### [AIM OF THE TASK]
Select the lines that contain "ACCOMMODATION" and copy each of them.

___ DATA PROVIDED ___

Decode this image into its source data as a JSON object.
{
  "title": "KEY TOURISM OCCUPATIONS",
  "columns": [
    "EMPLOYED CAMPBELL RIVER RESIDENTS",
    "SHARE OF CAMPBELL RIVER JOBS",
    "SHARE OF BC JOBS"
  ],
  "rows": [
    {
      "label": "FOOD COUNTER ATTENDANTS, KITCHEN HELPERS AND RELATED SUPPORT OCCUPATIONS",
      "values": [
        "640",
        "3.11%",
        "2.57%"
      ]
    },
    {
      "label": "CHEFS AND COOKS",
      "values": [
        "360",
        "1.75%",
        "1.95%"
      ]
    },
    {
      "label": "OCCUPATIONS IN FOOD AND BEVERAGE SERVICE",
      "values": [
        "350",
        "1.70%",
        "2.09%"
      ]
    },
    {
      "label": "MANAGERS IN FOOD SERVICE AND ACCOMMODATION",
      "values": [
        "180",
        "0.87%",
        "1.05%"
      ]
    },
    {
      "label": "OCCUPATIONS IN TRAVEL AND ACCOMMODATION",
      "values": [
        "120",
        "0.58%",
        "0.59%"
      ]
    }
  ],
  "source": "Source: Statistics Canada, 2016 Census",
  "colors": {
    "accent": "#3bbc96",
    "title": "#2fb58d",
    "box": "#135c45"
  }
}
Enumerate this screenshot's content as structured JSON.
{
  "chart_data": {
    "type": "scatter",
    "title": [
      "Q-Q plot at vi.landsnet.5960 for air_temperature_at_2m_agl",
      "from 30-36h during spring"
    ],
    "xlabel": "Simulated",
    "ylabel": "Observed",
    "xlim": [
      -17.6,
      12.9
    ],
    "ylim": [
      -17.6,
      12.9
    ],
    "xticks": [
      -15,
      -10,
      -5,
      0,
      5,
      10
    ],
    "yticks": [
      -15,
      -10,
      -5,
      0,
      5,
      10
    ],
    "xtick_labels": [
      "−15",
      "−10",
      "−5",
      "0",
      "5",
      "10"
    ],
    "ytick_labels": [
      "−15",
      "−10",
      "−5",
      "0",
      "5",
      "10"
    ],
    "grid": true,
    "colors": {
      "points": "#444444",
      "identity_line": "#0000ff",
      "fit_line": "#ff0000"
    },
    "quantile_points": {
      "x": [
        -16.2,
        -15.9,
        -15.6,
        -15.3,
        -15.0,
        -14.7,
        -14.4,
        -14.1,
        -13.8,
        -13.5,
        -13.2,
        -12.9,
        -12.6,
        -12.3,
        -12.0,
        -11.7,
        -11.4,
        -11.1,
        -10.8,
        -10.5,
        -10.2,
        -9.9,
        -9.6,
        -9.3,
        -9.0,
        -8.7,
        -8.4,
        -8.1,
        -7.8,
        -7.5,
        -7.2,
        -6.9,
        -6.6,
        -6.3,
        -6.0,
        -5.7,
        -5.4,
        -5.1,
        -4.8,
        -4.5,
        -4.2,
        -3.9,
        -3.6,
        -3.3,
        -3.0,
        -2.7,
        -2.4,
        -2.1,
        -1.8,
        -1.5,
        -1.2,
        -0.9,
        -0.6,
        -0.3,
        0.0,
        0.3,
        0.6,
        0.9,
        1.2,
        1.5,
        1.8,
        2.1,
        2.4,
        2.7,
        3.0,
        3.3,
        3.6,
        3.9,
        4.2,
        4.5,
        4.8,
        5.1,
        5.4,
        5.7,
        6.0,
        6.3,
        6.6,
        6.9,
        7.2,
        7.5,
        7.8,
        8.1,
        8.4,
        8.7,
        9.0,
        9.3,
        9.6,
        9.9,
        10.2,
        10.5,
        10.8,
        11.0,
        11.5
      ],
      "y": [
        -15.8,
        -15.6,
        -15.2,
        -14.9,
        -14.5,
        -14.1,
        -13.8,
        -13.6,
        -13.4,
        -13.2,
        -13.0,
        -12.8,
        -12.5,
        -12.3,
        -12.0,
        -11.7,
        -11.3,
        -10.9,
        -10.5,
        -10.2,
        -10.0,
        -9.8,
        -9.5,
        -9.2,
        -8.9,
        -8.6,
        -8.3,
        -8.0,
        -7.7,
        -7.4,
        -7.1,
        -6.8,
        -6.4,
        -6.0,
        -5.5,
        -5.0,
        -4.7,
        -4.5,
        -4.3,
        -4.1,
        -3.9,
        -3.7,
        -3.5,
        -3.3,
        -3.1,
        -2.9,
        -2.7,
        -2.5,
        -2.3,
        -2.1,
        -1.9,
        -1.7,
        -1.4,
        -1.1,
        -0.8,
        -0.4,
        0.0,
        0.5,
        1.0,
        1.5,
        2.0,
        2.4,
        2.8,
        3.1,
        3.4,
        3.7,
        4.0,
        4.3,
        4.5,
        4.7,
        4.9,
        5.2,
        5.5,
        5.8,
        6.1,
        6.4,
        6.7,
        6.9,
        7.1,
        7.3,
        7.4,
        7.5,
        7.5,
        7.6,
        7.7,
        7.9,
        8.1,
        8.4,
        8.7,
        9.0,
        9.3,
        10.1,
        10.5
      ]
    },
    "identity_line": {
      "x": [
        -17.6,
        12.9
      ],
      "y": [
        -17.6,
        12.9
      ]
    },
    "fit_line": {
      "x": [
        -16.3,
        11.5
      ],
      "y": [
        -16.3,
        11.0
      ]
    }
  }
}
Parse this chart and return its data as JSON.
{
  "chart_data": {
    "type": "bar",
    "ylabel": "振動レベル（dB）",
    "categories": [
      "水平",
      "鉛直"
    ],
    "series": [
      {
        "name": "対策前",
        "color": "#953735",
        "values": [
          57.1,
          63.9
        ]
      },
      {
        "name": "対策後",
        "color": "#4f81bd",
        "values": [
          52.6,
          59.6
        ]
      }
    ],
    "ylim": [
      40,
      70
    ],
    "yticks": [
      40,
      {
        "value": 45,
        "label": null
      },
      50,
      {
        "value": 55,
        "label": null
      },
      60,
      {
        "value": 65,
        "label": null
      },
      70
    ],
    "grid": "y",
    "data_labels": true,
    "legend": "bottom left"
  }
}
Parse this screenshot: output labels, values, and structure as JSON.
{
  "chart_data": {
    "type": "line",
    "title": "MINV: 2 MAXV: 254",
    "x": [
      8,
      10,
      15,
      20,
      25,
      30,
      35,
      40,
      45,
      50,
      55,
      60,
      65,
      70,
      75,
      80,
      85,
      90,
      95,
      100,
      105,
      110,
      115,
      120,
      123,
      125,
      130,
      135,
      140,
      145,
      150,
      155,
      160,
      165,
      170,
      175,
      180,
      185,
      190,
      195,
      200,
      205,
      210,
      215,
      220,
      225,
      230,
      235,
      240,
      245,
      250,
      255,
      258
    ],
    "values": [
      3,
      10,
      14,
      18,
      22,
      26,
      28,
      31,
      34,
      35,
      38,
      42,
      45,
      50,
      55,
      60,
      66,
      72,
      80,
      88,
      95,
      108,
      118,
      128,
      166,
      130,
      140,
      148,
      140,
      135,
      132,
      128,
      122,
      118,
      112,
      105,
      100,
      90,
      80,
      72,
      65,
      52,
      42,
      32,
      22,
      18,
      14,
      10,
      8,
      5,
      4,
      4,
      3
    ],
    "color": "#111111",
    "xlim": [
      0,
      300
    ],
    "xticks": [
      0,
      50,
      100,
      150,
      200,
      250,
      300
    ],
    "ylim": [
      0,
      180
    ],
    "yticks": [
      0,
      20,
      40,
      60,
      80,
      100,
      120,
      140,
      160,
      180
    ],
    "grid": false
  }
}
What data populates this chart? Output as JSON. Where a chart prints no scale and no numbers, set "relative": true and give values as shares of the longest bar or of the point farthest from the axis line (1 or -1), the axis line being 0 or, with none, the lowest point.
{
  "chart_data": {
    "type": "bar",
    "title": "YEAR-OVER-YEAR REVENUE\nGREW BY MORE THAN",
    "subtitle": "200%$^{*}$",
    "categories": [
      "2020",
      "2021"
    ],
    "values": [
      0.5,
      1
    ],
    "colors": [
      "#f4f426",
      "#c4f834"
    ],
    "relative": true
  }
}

___

### [EXERCISE RESPONSE]
      "label": "MANAGERS IN FOOD SERVICE AND ACCOMMODATION",
      "label": "OCCUPATIONS IN TRAVEL AND ACCOMMODATION",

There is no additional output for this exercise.